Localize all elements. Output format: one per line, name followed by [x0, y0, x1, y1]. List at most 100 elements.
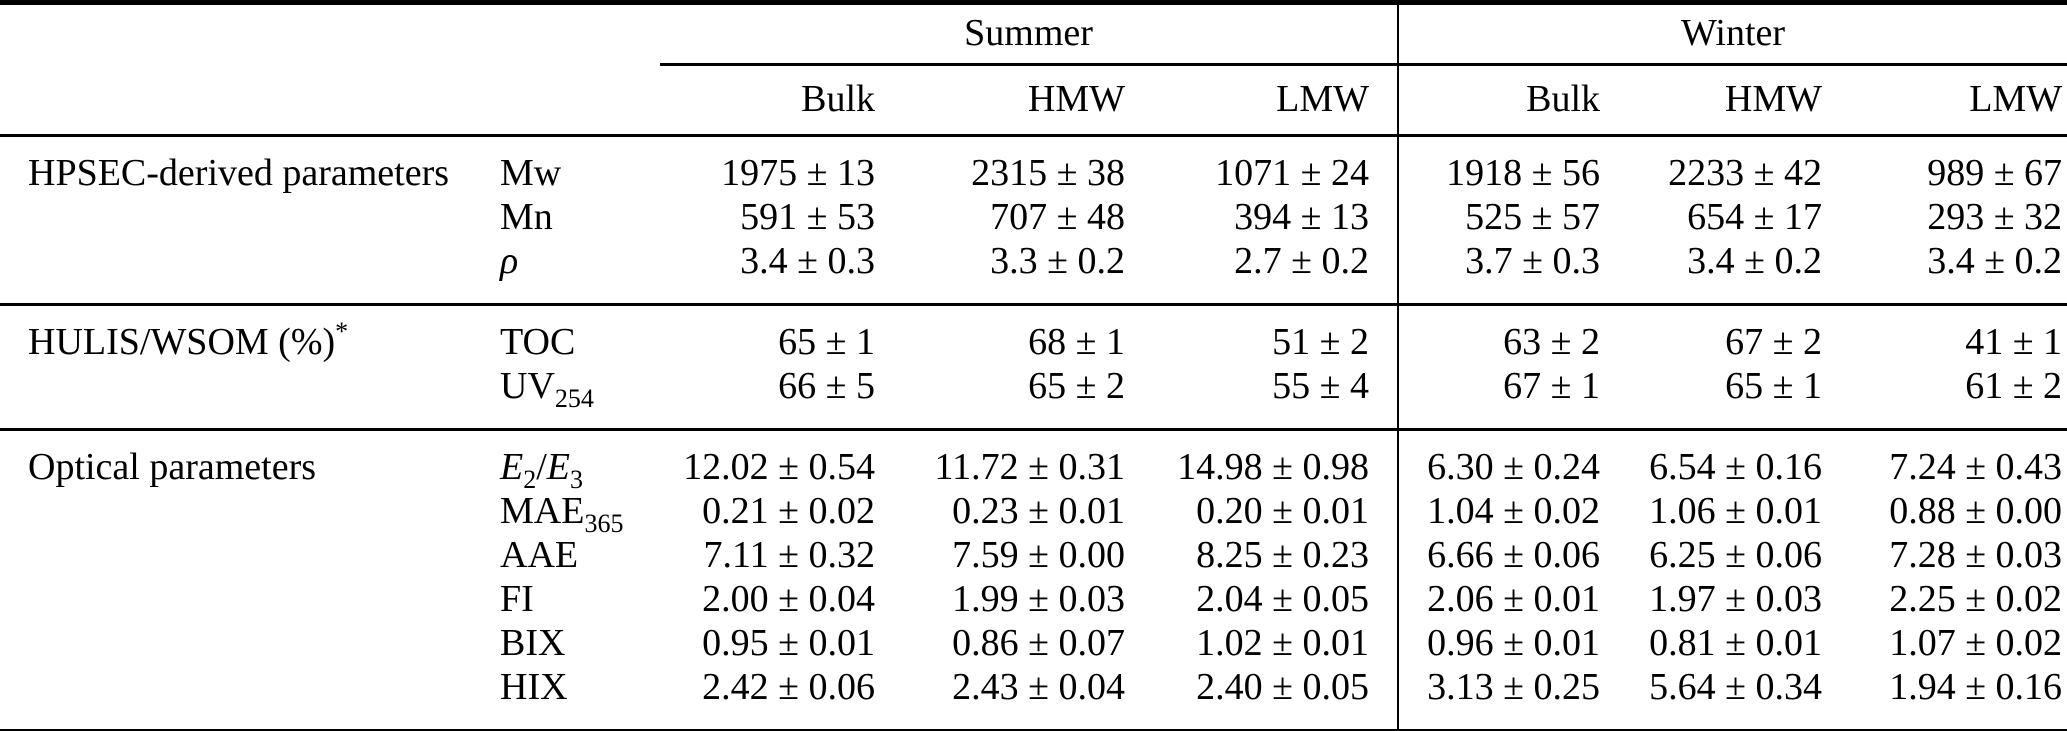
value-cell: 3.7 ± 0.3 — [1465, 240, 1601, 282]
value-cell: 2.43 ± 0.04 — [952, 666, 1125, 708]
param-label: HIX — [500, 666, 568, 708]
param-label: UV254 — [500, 365, 594, 413]
column-group-summer: Summer — [660, 2, 1400, 66]
table-row: Mn 591 ± 53 707 ± 48 394 ± 13 525 ± 57 654 ± … — [0, 195, 2067, 239]
value-cell: 2.00 ± 0.04 — [702, 578, 875, 620]
value-cell: 591 ± 53 — [740, 196, 875, 238]
header-row-groups: Summer Winter — [0, 2, 2067, 66]
param-label: BIX — [500, 622, 566, 664]
value-cell: 3.4 ± 0.3 — [740, 240, 875, 282]
empty-cell — [0, 364, 472, 430]
param-label: Mw — [500, 152, 562, 194]
value-cell: 2.25 ± 0.02 — [1889, 578, 2063, 620]
value-cell: 2.04 ± 0.05 — [1125, 577, 1400, 621]
empty-cell — [0, 489, 472, 533]
empty-cell — [0, 533, 472, 577]
section-label: Optical parameters — [0, 428, 472, 489]
value-cell: 0.95 ± 0.01 — [702, 622, 875, 664]
value-cell: 51 ± 2 — [1125, 303, 1400, 364]
table-row: AAE 7.11 ± 0.32 7.59 ± 0.00 8.25 ± 0.23 6.66… — [0, 533, 2067, 577]
value-cell: 7.11 ± 0.32 — [703, 534, 875, 576]
empty-cell — [0, 665, 472, 731]
value-cell: 1.06 ± 0.01 — [1649, 490, 1823, 532]
value-cell: 1.99 ± 0.03 — [952, 578, 1125, 620]
table-row: UV254 66 ± 5 65 ± 2 55 ± 4 67 ± 1 65 ± 1 61 ± … — [0, 364, 2067, 430]
value-cell: 0.20 ± 0.01 — [1125, 489, 1400, 533]
table-row: FI 2.00 ± 0.04 1.99 ± 0.03 2.04 ± 0.05 2.06 … — [0, 577, 2067, 621]
header-row-columns: Bulk HMW LMW Bulk HMW LMW — [0, 64, 2067, 137]
column-header-summer-hmw: HMW — [875, 64, 1125, 137]
value-cell: 1.04 ± 0.02 — [1427, 490, 1601, 532]
column-group-winter: Winter — [1398, 2, 2067, 66]
value-cell: 1.94 ± 0.16 — [1889, 666, 2063, 708]
value-cell: 6.66 ± 0.06 — [1427, 534, 1601, 576]
value-cell: 1918 ± 56 — [1446, 152, 1601, 194]
value-cell: 2.7 ± 0.2 — [1125, 239, 1400, 305]
value-cell: 2233 ± 42 — [1668, 152, 1823, 194]
empty-cell — [0, 3, 472, 65]
empty-cell — [0, 621, 472, 665]
value-cell: 3.4 ± 0.2 — [1687, 240, 1823, 282]
table-row: Optical parameters E2/E3 12.02 ± 0.54 11.72… — [0, 428, 2067, 493]
value-cell: 1.97 ± 0.03 — [1649, 578, 1823, 620]
value-cell: 2315 ± 38 — [971, 152, 1125, 194]
value-cell: 11.72 ± 0.31 — [875, 428, 1125, 489]
param-label: TOC — [472, 303, 660, 364]
value-cell: 67 ± 1 — [1503, 365, 1601, 407]
value-cell: 14.98 ± 0.98 — [1125, 428, 1400, 489]
value-cell: 989 ± 67 — [1927, 152, 2063, 194]
table-row: BIX 0.95 ± 0.01 0.86 ± 0.07 1.02 ± 0.01 0.96… — [0, 621, 2067, 665]
value-cell: 63 ± 2 — [1398, 303, 1601, 364]
value-cell: 7.28 ± 0.03 — [1889, 534, 2063, 576]
value-cell: 7.24 ± 0.43 — [1822, 428, 2067, 489]
value-cell: 1.02 ± 0.01 — [1125, 621, 1400, 665]
value-cell: 1975 ± 13 — [721, 152, 875, 194]
column-header-summer-lmw: LMW — [1125, 64, 1400, 137]
table-row: MAE365 0.21 ± 0.02 0.23 ± 0.01 0.20 ± 0.01 1… — [0, 489, 2067, 538]
param-label: ρ — [500, 240, 519, 282]
value-cell: 293 ± 32 — [1927, 196, 2063, 238]
value-cell: 65 ± 1 — [660, 303, 875, 364]
value-cell: 41 ± 1 — [1822, 303, 2067, 364]
empty-cell — [0, 64, 472, 137]
empty-cell — [472, 64, 660, 137]
value-cell: 3.13 ± 0.25 — [1427, 666, 1601, 708]
param-label: AAE — [500, 534, 579, 576]
value-cell: 6.30 ± 0.24 — [1398, 428, 1601, 489]
param-label: FI — [500, 578, 534, 620]
value-cell: 0.96 ± 0.01 — [1427, 622, 1601, 664]
param-label: MAE365 — [500, 490, 624, 538]
value-cell: 5.64 ± 0.34 — [1649, 666, 1823, 708]
value-cell: 654 ± 17 — [1687, 196, 1823, 238]
value-cell: 65 ± 2 — [1028, 365, 1125, 407]
empty-cell — [0, 239, 472, 305]
empty-cell — [0, 195, 472, 239]
value-cell: 65 ± 1 — [1725, 365, 1823, 407]
table-row: ρ 3.4 ± 0.3 3.3 ± 0.2 2.7 ± 0.2 3.7 ± 0.3 3.4… — [0, 239, 2067, 305]
empty-cell — [0, 577, 472, 621]
value-cell: 2.40 ± 0.05 — [1125, 665, 1400, 731]
column-header-winter-bulk: Bulk — [1398, 64, 1601, 137]
value-cell: 394 ± 13 — [1125, 195, 1400, 239]
value-cell: 0.88 ± 0.00 — [1889, 490, 2063, 532]
value-cell: 3.3 ± 0.2 — [990, 240, 1125, 282]
value-cell: 6.54 ± 0.16 — [1600, 428, 1823, 489]
column-header-winter-hmw: HMW — [1600, 64, 1823, 137]
column-header-winter-lmw: LMW — [1822, 64, 2067, 137]
value-cell: 2.06 ± 0.01 — [1427, 578, 1601, 620]
value-cell: 0.21 ± 0.02 — [702, 490, 875, 532]
value-cell: 1.07 ± 0.02 — [1889, 622, 2063, 664]
param-label: E2/E3 — [472, 428, 660, 493]
value-cell: 2.42 ± 0.06 — [702, 666, 875, 708]
value-cell: 61 ± 2 — [1965, 365, 2063, 407]
value-cell: 7.59 ± 0.00 — [952, 534, 1125, 576]
value-cell: 1071 ± 24 — [1125, 135, 1400, 195]
value-cell: 0.86 ± 0.07 — [952, 622, 1125, 664]
table-row: HPSEC-derived parameters Mw 1975 ± 13 2315 … — [0, 135, 2067, 195]
value-cell: 67 ± 2 — [1600, 303, 1823, 364]
section-label: HULIS/WSOM (%)* — [0, 303, 472, 364]
value-cell: 55 ± 4 — [1125, 364, 1400, 430]
table-body: HPSEC-derived parameters Mw 1975 ± 13 2315 … — [0, 135, 2067, 731]
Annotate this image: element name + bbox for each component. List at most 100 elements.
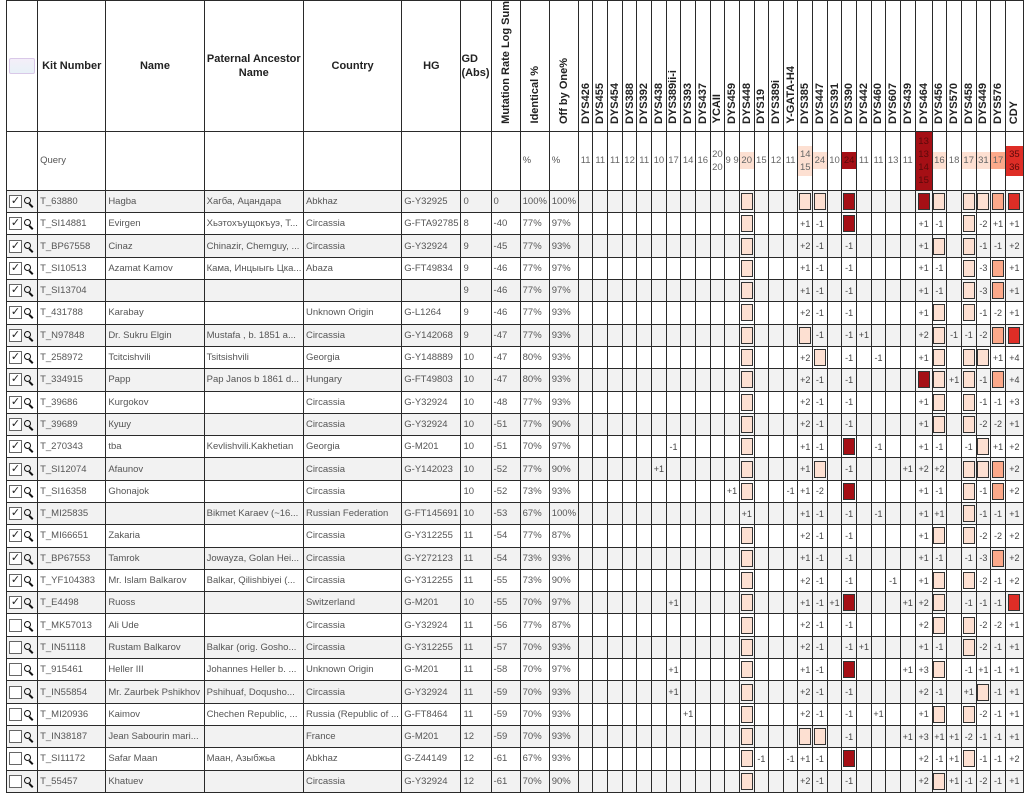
row-checkbox[interactable]: ✓ [9, 239, 22, 253]
marker-header[interactable]: DYS437 [694, 0, 711, 132]
marker-header[interactable]: Y-GATA-H4 [782, 0, 799, 132]
row-checkbox[interactable]: ✓ [9, 551, 22, 565]
column-header-gd[interactable]: GD (Abs) [460, 0, 492, 132]
view-details-magnifier-icon[interactable] [24, 664, 33, 675]
marker-header[interactable]: DYS388 [621, 0, 638, 132]
marker-header[interactable]: DYS455 [592, 0, 609, 132]
row-checkbox[interactable] [9, 752, 22, 766]
marker-header[interactable]: DYS454 [607, 0, 623, 132]
view-details-magnifier-icon[interactable] [24, 419, 33, 430]
view-details-magnifier-icon[interactable] [24, 464, 33, 475]
marker-header[interactable]: DYS447 [812, 0, 828, 132]
row-checkbox[interactable] [9, 685, 22, 699]
row-checkbox[interactable]: ✓ [9, 217, 22, 231]
row-checkbox[interactable]: ✓ [9, 440, 22, 454]
marker-header[interactable]: DYS459 [724, 0, 740, 132]
marker-header[interactable]: DYS389i [768, 0, 784, 132]
marker-header[interactable]: DYS449 [975, 0, 992, 132]
view-details-magnifier-icon[interactable] [24, 508, 33, 519]
view-details-magnifier-icon[interactable] [24, 263, 33, 274]
column-header-mr[interactable]: Mutation Rate Log Sum [490, 0, 521, 132]
marker-header[interactable]: DYS464 [914, 0, 933, 132]
marker-header[interactable]: DYS393 [680, 0, 696, 132]
row-checkbox[interactable]: ✓ [9, 417, 22, 431]
marker-header[interactable]: DYS439 [899, 0, 916, 132]
marker-header[interactable]: DYS426 [577, 0, 594, 132]
marker-header[interactable]: DYS438 [651, 0, 667, 132]
column-header-off[interactable]: Off by One% [548, 0, 579, 132]
row-checkbox[interactable]: ✓ [9, 529, 22, 543]
view-details-magnifier-icon[interactable] [24, 285, 33, 296]
marker-header[interactable]: DYS458 [960, 0, 977, 132]
view-details-magnifier-icon[interactable] [24, 486, 33, 497]
view-details-magnifier-icon[interactable] [24, 218, 33, 229]
marker-header[interactable]: DYS19 [753, 0, 770, 132]
marker-header[interactable]: DYS456 [931, 0, 948, 132]
marker-header[interactable]: DYS389ii-i [665, 0, 682, 132]
view-details-magnifier-icon[interactable] [24, 352, 33, 363]
marker-header[interactable]: DYS442 [856, 0, 872, 132]
view-details-magnifier-icon[interactable] [24, 642, 33, 653]
marker-diff-cell [975, 457, 992, 481]
marker-header[interactable]: DYS570 [946, 0, 962, 132]
marker-header[interactable]: DYS385 [797, 0, 814, 132]
row-checkbox[interactable]: ✓ [9, 462, 22, 476]
marker-diff-cell [738, 524, 755, 548]
row-checkbox[interactable] [9, 640, 22, 654]
marker-header[interactable]: DYS392 [636, 0, 653, 132]
row-checkbox[interactable]: ✓ [9, 574, 22, 588]
column-header-ancestor[interactable]: Paternal Ancestor Name [203, 0, 304, 132]
row-checkbox[interactable]: ✓ [9, 596, 22, 610]
view-details-magnifier-icon[interactable] [24, 307, 33, 318]
marker-diff-cell: -1 [812, 568, 828, 593]
row-checkbox[interactable] [9, 774, 22, 788]
marker-header[interactable]: YCAII [709, 0, 726, 132]
column-header-hg[interactable]: HG [401, 0, 462, 132]
column-header-kit[interactable]: Kit Number [37, 0, 107, 132]
marker-diff-cell: -1 [812, 635, 828, 660]
view-details-magnifier-icon[interactable] [24, 441, 33, 452]
view-details-magnifier-icon[interactable] [24, 620, 33, 631]
marker-diff-cell: -1 [960, 323, 977, 347]
view-details-magnifier-icon[interactable] [24, 374, 33, 385]
view-details-magnifier-icon[interactable] [24, 530, 33, 541]
row-checkbox[interactable]: ✓ [9, 194, 22, 208]
view-details-magnifier-icon[interactable] [24, 553, 33, 564]
row-checkbox[interactable]: ✓ [9, 284, 22, 298]
view-details-magnifier-icon[interactable] [24, 397, 33, 408]
view-details-magnifier-icon[interactable] [24, 709, 33, 720]
view-details-magnifier-icon[interactable] [24, 241, 33, 252]
view-details-magnifier-icon[interactable] [24, 196, 33, 207]
row-checkbox[interactable]: ✓ [9, 507, 22, 521]
row-checkbox[interactable] [9, 618, 22, 632]
row-checkbox[interactable]: ✓ [9, 306, 22, 320]
column-header-ident[interactable]: Identical % [519, 0, 550, 132]
view-details-magnifier-icon[interactable] [24, 731, 33, 742]
view-details-magnifier-icon[interactable] [24, 687, 33, 698]
row-checkbox[interactable] [9, 663, 22, 677]
row-checkbox[interactable]: ✓ [9, 395, 22, 409]
view-details-magnifier-icon[interactable] [24, 330, 33, 341]
row-checkbox[interactable]: ✓ [9, 484, 22, 498]
marker-diff-cell: +1 [1004, 256, 1024, 281]
row-checkbox[interactable]: ✓ [9, 328, 22, 342]
row-checkbox[interactable] [9, 707, 22, 721]
column-header-country[interactable]: Country [302, 0, 403, 132]
marker-header[interactable]: DYS576 [990, 0, 1006, 132]
marker-header[interactable]: CDY [1004, 0, 1024, 132]
row-checkbox[interactable] [9, 730, 22, 744]
view-details-magnifier-icon[interactable] [24, 597, 33, 608]
view-details-magnifier-icon[interactable] [24, 776, 33, 787]
row-checkbox[interactable]: ✓ [9, 373, 22, 387]
marker-header[interactable]: DYS448 [738, 0, 755, 132]
marker-header[interactable]: DYS390 [841, 0, 857, 132]
row-checkbox[interactable]: ✓ [9, 261, 22, 275]
marker-diff-cell [753, 524, 770, 548]
view-details-magnifier-icon[interactable] [24, 753, 33, 764]
marker-header[interactable]: DYS607 [885, 0, 901, 132]
column-header-name[interactable]: Name [105, 0, 205, 132]
marker-header[interactable]: DYS460 [870, 0, 887, 132]
view-details-magnifier-icon[interactable] [24, 575, 33, 586]
marker-header[interactable]: DYS391 [826, 0, 843, 132]
row-checkbox[interactable]: ✓ [9, 351, 22, 365]
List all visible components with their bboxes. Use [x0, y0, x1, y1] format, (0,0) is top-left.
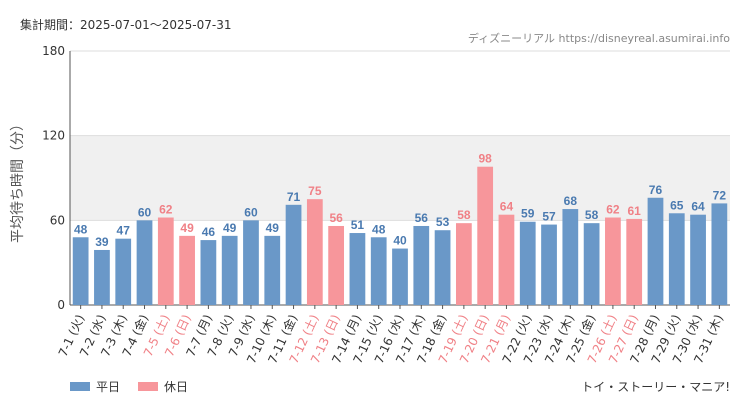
bar-4 [136, 220, 153, 305]
bar-5 [157, 217, 174, 305]
bar-9 [243, 220, 259, 305]
data-label: 72 [713, 188, 727, 202]
legend-weekday-label: 平日 [96, 380, 121, 394]
bar-21 [498, 214, 515, 305]
bar-14 [349, 233, 366, 305]
legend-holiday: 休日 [138, 378, 188, 395]
data-label: 60 [244, 205, 258, 219]
data-label: 61 [628, 204, 642, 218]
bar-27 [626, 218, 643, 305]
bar-1 [72, 237, 89, 305]
bar-13 [328, 225, 345, 305]
data-label: 98 [478, 152, 492, 166]
legend-holiday-swatch [138, 382, 159, 391]
y-tick-label: 180 [42, 44, 65, 58]
data-label: 62 [159, 203, 173, 217]
data-label: 76 [649, 183, 663, 197]
data-label: 49 [223, 221, 237, 235]
data-label: 58 [457, 208, 471, 222]
y-tick-label: 60 [50, 213, 65, 227]
data-label: 49 [180, 221, 194, 235]
data-label: 57 [542, 210, 556, 224]
bar-26 [605, 217, 621, 305]
legend-holiday-label: 休日 [164, 380, 189, 394]
legend: 平日 休日 [70, 378, 206, 395]
bar-16 [392, 248, 408, 305]
y-tick-label: 120 [42, 129, 65, 143]
bar-8 [221, 235, 238, 305]
data-label: 49 [266, 221, 280, 235]
bar-11 [285, 204, 302, 305]
data-label: 56 [329, 211, 343, 225]
data-label: 65 [670, 198, 684, 212]
data-label: 40 [393, 234, 407, 248]
data-label: 75 [308, 184, 322, 198]
data-label: 47 [117, 224, 131, 238]
attraction-name: トイ・ストーリー・マニア! [581, 380, 730, 394]
bar-6 [179, 235, 195, 305]
bar-30 [690, 214, 706, 305]
bar-28 [647, 197, 664, 305]
data-label: 39 [95, 235, 109, 249]
data-label: 71 [287, 190, 301, 204]
bar-23 [541, 224, 557, 305]
data-label: 59 [521, 207, 535, 221]
data-label: 48 [372, 222, 386, 236]
data-label: 62 [606, 203, 620, 217]
y-tick-label: 0 [57, 298, 65, 312]
data-label: 64 [691, 200, 705, 214]
bar-3 [115, 238, 132, 305]
bar-25 [583, 223, 600, 305]
bar-12 [306, 199, 323, 305]
bar-18 [434, 230, 451, 305]
data-label: 58 [585, 208, 599, 222]
period-text: 集計期間：2025-07-01～2025-07-31 [20, 18, 232, 32]
data-label: 46 [202, 225, 216, 239]
bar-10 [264, 235, 281, 305]
bar-24 [562, 209, 579, 305]
bar-22 [519, 221, 536, 305]
bar-7 [200, 240, 217, 305]
data-label: 68 [564, 194, 578, 208]
data-label: 51 [351, 218, 365, 232]
band-60-120 [70, 135, 730, 221]
bar-15 [370, 237, 387, 305]
bar-2 [94, 249, 110, 305]
legend-weekday-swatch [70, 382, 90, 391]
bar-20 [477, 166, 494, 305]
legend-weekday: 平日 [70, 378, 120, 395]
bar-19 [455, 223, 472, 305]
bar-31 [711, 203, 728, 305]
data-label: 53 [436, 215, 450, 229]
bar-17 [413, 225, 430, 305]
data-label: 64 [500, 200, 514, 214]
data-label: 56 [415, 211, 429, 225]
data-label: 60 [138, 205, 152, 219]
bar-29 [668, 213, 685, 305]
site-credit: ディズニーリアル https://disneyreal.asumirai.inf… [467, 32, 730, 45]
data-label: 48 [74, 222, 88, 236]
+ + + + +
EXERCISE GOAL:
In the records above, copy out, unchanged, the lines starting with the line containing "row-checkbox[interactable]: ✓ [9, 239, 22, 253]" and going on through the line containing "view-details-magnifier-icon[interactable] [24, 352, 33, 363]", including both of those lines.

WRITTEN SOLUTION:
row-checkbox[interactable]: ✓ [9, 239, 22, 253]
marker-header[interactable]: DYS437 [694, 0, 711, 132]
marker-header[interactable]: Y-GATA-H4 [782, 0, 799, 132]
row-checkbox[interactable]: ✓ [9, 551, 22, 565]
column-header-gd[interactable]: GD (Abs) [460, 0, 492, 132]
view-details-magnifier-icon[interactable] [24, 664, 33, 675]
marker-header[interactable]: DYS388 [621, 0, 638, 132]
marker-header[interactable]: DYS455 [592, 0, 609, 132]
row-checkbox[interactable] [9, 752, 22, 766]
marker-header[interactable]: DYS454 [607, 0, 623, 132]
view-details-magnifier-icon[interactable] [24, 419, 33, 430]
view-details-magnifier-icon[interactable] [24, 464, 33, 475]
marker-header[interactable]: DYS447 [812, 0, 828, 132]
row-checkbox[interactable] [9, 685, 22, 699]
row-checkbox[interactable]: ✓ [9, 217, 22, 231]
row-checkbox[interactable]: ✓ [9, 440, 22, 454]
marker-header[interactable]: DYS459 [724, 0, 740, 132]
marker-header[interactable]: DYS389i [768, 0, 784, 132]
marker-header[interactable]: DYS449 [975, 0, 992, 132]
view-details-magnifier-icon[interactable] [24, 508, 33, 519]
view-details-magnifier-icon[interactable] [24, 263, 33, 274]
column-header-mr[interactable]: Mutation Rate Log Sum [490, 0, 521, 132]
marker-header[interactable]: DYS464 [914, 0, 933, 132]
marker-header[interactable]: DYS393 [680, 0, 696, 132]
row-checkbox[interactable]: ✓ [9, 417, 22, 431]
marker-header[interactable]: DYS439 [899, 0, 916, 132]
marker-header[interactable]: DYS426 [577, 0, 594, 132]
marker-header[interactable]: DYS438 [651, 0, 667, 132]
column-header-off[interactable]: Off by One% [548, 0, 579, 132]
row-checkbox[interactable]: ✓ [9, 529, 22, 543]
view-details-magnifier-icon[interactable] [24, 285, 33, 296]
marker-header[interactable]: DYS458 [960, 0, 977, 132]
view-details-magnifier-icon[interactable] [24, 486, 33, 497]
view-details-magnifier-icon[interactable] [24, 218, 33, 229]
marker-header[interactable]: DYS19 [753, 0, 770, 132]
marker-header[interactable]: DYS456 [931, 0, 948, 132]
marker-header[interactable]: DYS389ii-i [665, 0, 682, 132]
view-details-magnifier-icon[interactable] [24, 352, 33, 363]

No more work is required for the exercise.